What you should do |
Put the lines below into a Markdown table with the columns Row and Line, numbering each row and skipping any blank lines.

--- Start of Listing ---

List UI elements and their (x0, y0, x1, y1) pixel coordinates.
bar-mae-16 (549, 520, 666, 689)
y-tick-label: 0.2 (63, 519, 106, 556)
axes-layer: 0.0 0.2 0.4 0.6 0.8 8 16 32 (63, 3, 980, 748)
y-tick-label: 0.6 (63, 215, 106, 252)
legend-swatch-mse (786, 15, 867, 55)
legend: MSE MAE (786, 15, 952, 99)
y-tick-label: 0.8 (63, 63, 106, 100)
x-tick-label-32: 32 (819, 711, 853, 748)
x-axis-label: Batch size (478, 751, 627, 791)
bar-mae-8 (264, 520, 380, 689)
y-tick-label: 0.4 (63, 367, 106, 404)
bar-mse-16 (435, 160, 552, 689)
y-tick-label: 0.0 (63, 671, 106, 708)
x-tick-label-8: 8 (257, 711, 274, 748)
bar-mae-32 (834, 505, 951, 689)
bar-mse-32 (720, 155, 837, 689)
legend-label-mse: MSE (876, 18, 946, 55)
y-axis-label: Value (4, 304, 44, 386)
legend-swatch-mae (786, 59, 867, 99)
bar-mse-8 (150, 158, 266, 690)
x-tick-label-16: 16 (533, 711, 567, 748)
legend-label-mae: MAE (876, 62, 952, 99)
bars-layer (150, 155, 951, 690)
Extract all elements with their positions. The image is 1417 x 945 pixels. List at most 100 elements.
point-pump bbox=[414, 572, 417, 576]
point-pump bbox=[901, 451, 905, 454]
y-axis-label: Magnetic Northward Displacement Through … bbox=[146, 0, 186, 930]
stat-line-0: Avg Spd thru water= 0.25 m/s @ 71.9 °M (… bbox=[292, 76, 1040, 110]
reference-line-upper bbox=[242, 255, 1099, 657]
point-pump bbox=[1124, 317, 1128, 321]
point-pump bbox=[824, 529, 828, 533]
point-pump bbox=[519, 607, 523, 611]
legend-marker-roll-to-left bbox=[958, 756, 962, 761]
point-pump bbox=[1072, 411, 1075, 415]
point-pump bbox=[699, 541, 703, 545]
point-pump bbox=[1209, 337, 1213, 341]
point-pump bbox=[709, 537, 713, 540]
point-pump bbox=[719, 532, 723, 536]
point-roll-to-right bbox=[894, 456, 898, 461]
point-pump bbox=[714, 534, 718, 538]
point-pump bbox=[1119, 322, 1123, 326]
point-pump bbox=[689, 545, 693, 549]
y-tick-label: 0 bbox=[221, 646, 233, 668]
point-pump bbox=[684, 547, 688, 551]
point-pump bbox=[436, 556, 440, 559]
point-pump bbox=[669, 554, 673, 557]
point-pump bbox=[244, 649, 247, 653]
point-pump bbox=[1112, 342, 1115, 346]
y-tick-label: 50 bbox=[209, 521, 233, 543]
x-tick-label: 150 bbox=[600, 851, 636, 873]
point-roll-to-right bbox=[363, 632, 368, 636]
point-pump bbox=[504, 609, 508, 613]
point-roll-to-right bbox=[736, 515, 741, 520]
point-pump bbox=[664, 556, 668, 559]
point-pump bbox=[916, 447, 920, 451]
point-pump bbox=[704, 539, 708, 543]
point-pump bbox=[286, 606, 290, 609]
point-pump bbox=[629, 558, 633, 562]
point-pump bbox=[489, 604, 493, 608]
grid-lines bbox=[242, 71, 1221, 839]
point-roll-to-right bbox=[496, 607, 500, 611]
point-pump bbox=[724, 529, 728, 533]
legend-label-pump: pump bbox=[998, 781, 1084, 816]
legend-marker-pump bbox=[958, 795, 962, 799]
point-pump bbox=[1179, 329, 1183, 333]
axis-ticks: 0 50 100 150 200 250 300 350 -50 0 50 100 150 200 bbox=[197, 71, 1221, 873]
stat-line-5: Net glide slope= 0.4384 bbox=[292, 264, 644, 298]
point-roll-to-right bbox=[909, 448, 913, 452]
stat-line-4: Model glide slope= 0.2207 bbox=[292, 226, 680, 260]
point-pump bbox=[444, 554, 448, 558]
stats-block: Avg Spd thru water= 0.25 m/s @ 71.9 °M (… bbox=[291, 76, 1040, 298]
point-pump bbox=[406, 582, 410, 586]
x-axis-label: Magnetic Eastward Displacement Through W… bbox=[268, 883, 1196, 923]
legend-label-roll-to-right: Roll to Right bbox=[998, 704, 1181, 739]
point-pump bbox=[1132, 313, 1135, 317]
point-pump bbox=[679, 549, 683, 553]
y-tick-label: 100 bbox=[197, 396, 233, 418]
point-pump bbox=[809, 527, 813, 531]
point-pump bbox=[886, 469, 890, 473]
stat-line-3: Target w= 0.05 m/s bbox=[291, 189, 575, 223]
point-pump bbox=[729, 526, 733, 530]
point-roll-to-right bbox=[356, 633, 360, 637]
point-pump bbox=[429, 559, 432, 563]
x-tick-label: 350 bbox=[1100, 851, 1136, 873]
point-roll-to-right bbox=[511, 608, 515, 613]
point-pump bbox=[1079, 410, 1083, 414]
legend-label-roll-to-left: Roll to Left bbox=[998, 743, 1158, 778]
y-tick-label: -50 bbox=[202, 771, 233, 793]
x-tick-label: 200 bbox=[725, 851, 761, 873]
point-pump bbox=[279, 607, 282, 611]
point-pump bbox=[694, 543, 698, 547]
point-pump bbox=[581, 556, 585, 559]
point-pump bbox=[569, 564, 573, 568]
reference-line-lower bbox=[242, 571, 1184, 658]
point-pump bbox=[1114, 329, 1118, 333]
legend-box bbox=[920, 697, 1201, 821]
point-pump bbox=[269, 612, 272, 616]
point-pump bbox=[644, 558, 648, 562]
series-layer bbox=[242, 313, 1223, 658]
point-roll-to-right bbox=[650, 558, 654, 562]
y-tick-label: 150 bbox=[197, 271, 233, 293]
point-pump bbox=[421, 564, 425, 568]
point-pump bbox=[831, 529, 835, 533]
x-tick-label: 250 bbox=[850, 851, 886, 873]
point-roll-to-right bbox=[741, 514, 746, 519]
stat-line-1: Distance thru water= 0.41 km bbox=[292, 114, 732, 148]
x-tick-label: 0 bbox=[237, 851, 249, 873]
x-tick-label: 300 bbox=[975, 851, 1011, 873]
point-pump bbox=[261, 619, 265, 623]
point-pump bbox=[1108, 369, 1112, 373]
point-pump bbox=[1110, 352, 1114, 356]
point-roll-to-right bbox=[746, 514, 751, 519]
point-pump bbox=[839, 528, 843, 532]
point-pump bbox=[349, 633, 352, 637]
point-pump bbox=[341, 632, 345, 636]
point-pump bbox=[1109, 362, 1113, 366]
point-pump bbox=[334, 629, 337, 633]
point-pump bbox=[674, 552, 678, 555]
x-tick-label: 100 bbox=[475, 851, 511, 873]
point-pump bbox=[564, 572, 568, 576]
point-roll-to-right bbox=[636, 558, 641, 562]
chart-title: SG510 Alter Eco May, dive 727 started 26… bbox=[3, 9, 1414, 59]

--- End of Listing ---

Final result |
| Row | Line |
|---|---|
| 1 | List UI elements and their (x0, y0, x1, y1) pixel coordinates. |
| 2 | bar-mae-16 (549, 520, 666, 689) |
| 3 | y-tick-label: 0.2 (63, 519, 106, 556) |
| 4 | axes-layer: 0.0 0.2 0.4 0.6 0.8 8 16 32 (63, 3, 980, 748) |
| 5 | y-tick-label: 0.6 (63, 215, 106, 252) |
| 6 | legend-swatch-mse (786, 15, 867, 55) |
| 7 | legend: MSE MAE (786, 15, 952, 99) |
| 8 | y-tick-label: 0.8 (63, 63, 106, 100) |
| 9 | x-tick-label-32: 32 (819, 711, 853, 748) |
| 10 | x-axis-label: Batch size (478, 751, 627, 791) |
| 11 | bar-mae-8 (264, 520, 380, 689) |
| 12 | y-tick-label: 0.4 (63, 367, 106, 404) |
| 13 | bar-mse-16 (435, 160, 552, 689) |
| 14 | y-tick-label: 0.0 (63, 671, 106, 708) |
| 15 | x-tick-label-8: 8 (257, 711, 274, 748) |
| 16 | bar-mae-32 (834, 505, 951, 689) |
| 17 | bar-mse-32 (720, 155, 837, 689) |
| 18 | legend-label-mse: MSE (876, 18, 946, 55) |
| 19 | y-axis-label: Value (4, 304, 44, 386) |
| 20 | legend-swatch-mae (786, 59, 867, 99) |
| 21 | bar-mse-8 (150, 158, 266, 690) |
| 22 | x-tick-label-16: 16 (533, 711, 567, 748) |
| 23 | legend-label-mae: MAE (876, 62, 952, 99) |
| 24 | bars-layer (150, 155, 951, 690) |
| 25 | Extract all elements with their positions. The image is 1417 x 945 pixels. List at most 100 elements. |
| 26 | point-pump bbox=[414, 572, 417, 576] |
| 27 | point-pump bbox=[901, 451, 905, 454] |
| 28 | y-axis-label: Magnetic Northward Displacement Through … bbox=[146, 0, 186, 930] |
| 29 | stat-line-0: Avg Spd thru water= 0.25 m/s @ 71.9 °M (… bbox=[292, 76, 1040, 110] |
| 30 | reference-line-upper bbox=[242, 255, 1099, 657] |
| 31 | point-pump bbox=[1124, 317, 1128, 321] |
| 32 | point-pump bbox=[824, 529, 828, 533] |
| 33 | point-pump bbox=[519, 607, 523, 611] |
| 34 | legend-marker-roll-to-left bbox=[958, 756, 962, 761] |
| 35 | point-pump bbox=[1072, 411, 1075, 415] |
| 36 | point-pump bbox=[699, 541, 703, 545] |
| 37 | point-pump bbox=[1209, 337, 1213, 341] |
| 38 | point-pump bbox=[709, 537, 713, 540] |
| 39 | point-pump bbox=[719, 532, 723, 536] |
| 40 | point-roll-to-right bbox=[894, 456, 898, 461] |
| 41 | point-pump bbox=[714, 534, 718, 538] |
| 42 | point-pump bbox=[1119, 322, 1123, 326] |
| 43 | point-pump bbox=[689, 545, 693, 549] |
| 44 | y-tick-label: 0 bbox=[221, 646, 233, 668] |
| 45 | point-pump bbox=[684, 547, 688, 551] |
| 46 | point-pump bbox=[436, 556, 440, 559] |
| 47 | point-pump bbox=[669, 554, 673, 557] |
| 48 | point-pump bbox=[244, 649, 247, 653] |
| 49 | point-pump bbox=[1112, 342, 1115, 346] |
| 50 | y-tick-label: 50 bbox=[209, 521, 233, 543] |
| 51 | x-tick-label: 150 bbox=[600, 851, 636, 873] |
| 52 | point-roll-to-right bbox=[363, 632, 368, 636] |
| 53 | point-pump bbox=[504, 609, 508, 613] |
| 54 | point-roll-to-right bbox=[736, 515, 741, 520] |
| 55 | point-pump bbox=[664, 556, 668, 559] |
| 56 | point-pump bbox=[916, 447, 920, 451] |
| 57 | point-pump bbox=[704, 539, 708, 543] |
| 58 | point-pump bbox=[286, 606, 290, 609] |
| 59 | point-pump bbox=[629, 558, 633, 562] |
| 60 | point-pump bbox=[489, 604, 493, 608] |
| 61 | grid-lines bbox=[242, 71, 1221, 839] |
| 62 | point-roll-to-right bbox=[496, 607, 500, 611] |
| 63 | point-pump bbox=[724, 529, 728, 533] |
| 64 | legend-label-pump: pump bbox=[998, 781, 1084, 816] |
| 65 | legend-marker-pump bbox=[958, 795, 962, 799] |
| 66 | point-pump bbox=[1179, 329, 1183, 333] |
| 67 | axis-ticks: 0 50 100 150 200 250 300 350 -50 0 50 100 150 200 bbox=[197, 71, 1221, 873] |
| 68 | stat-line-5: Net glide slope= 0.4384 bbox=[292, 264, 644, 298] |
| 69 | point-roll-to-right bbox=[909, 448, 913, 452] |
| 70 | stat-line-4: Model glide slope= 0.2207 bbox=[292, 226, 680, 260] |
| 71 | point-pump bbox=[444, 554, 448, 558] |
| 72 | stats-block: Avg Spd thru water= 0.25 m/s @ 71.9 °M (… bbox=[291, 76, 1040, 298] |
| 73 | point-pump bbox=[406, 582, 410, 586] |
| 74 | x-axis-label: Magnetic Eastward Displacement Through W… bbox=[268, 883, 1196, 923] |
| 75 | legend-label-roll-to-right: Roll to Right bbox=[998, 704, 1181, 739] |
| 76 | point-pump bbox=[1132, 313, 1135, 317] |
| 77 | point-pump bbox=[679, 549, 683, 553] |
| 78 | y-tick-label: 100 bbox=[197, 396, 233, 418] |
| 79 | point-pump bbox=[809, 527, 813, 531] |
| 80 | point-pump bbox=[886, 469, 890, 473] |
| 81 | stat-line-3: Target w= 0.05 m/s bbox=[291, 189, 575, 223] |
| 82 | point-pump bbox=[729, 526, 733, 530] |
| 83 | point-roll-to-right bbox=[356, 633, 360, 637] |
| 84 | point-pump bbox=[429, 559, 432, 563] |
| 85 | x-tick-label: 350 bbox=[1100, 851, 1136, 873] |
| 86 | point-roll-to-right bbox=[511, 608, 515, 613] |
| 87 | point-pump bbox=[1079, 410, 1083, 414] |
| 88 | legend-label-roll-to-left: Roll to Left bbox=[998, 743, 1158, 778] |
| 89 | y-tick-label: -50 bbox=[202, 771, 233, 793] |
| 90 | x-tick-label: 200 bbox=[725, 851, 761, 873] |
| 91 | point-pump bbox=[279, 607, 282, 611] |
| 92 | point-pump bbox=[694, 543, 698, 547] |
| 93 | point-pump bbox=[581, 556, 585, 559] |
| 94 | point-pump bbox=[569, 564, 573, 568] |
| 95 | reference-line-lower bbox=[242, 571, 1184, 658] |
| 96 | point-pump bbox=[1114, 329, 1118, 333] |
| 97 | legend-box bbox=[920, 697, 1201, 821] |
| 98 | point-pump bbox=[269, 612, 272, 616] |
| 99 | point-pump bbox=[644, 558, 648, 562] |
| 100 | series-layer bbox=[242, 313, 1223, 658] |
| 101 | point-roll-to-right bbox=[650, 558, 654, 562] |
| 102 | y-tick-label: 150 bbox=[197, 271, 233, 293] |
| 103 | point-pump bbox=[421, 564, 425, 568] |
| 104 | point-pump bbox=[831, 529, 835, 533] |
| 105 | x-tick-label: 250 bbox=[850, 851, 886, 873] |
| 106 | point-roll-to-right bbox=[741, 514, 746, 519] |
| 107 | stat-line-1: Distance thru water= 0.41 km bbox=[292, 114, 732, 148] |
| 108 | x-tick-label: 0 bbox=[237, 851, 249, 873] |
| 109 | x-tick-label: 300 bbox=[975, 851, 1011, 873] |
| 110 | point-pump bbox=[261, 619, 265, 623] |
| 111 | point-pump bbox=[1108, 369, 1112, 373] |
| 112 | point-pump bbox=[1110, 352, 1114, 356] |
| 113 | point-roll-to-right bbox=[746, 514, 751, 519] |
| 114 | point-pump bbox=[839, 528, 843, 532] |
| 115 | point-pump bbox=[349, 633, 352, 637] |
| 116 | point-pump bbox=[341, 632, 345, 636] |
| 117 | point-pump bbox=[1109, 362, 1113, 366] |
| 118 | point-pump bbox=[334, 629, 337, 633] |
| 119 | point-pump bbox=[674, 552, 678, 555] |
| 120 | x-tick-label: 100 bbox=[475, 851, 511, 873] |
| 121 | point-pump bbox=[564, 572, 568, 576] |
| 122 | point-roll-to-right bbox=[636, 558, 641, 562] |
| 123 | chart-title: SG510 Alter Eco May, dive 727 started 26… bbox=[3, 9, 1414, 59] |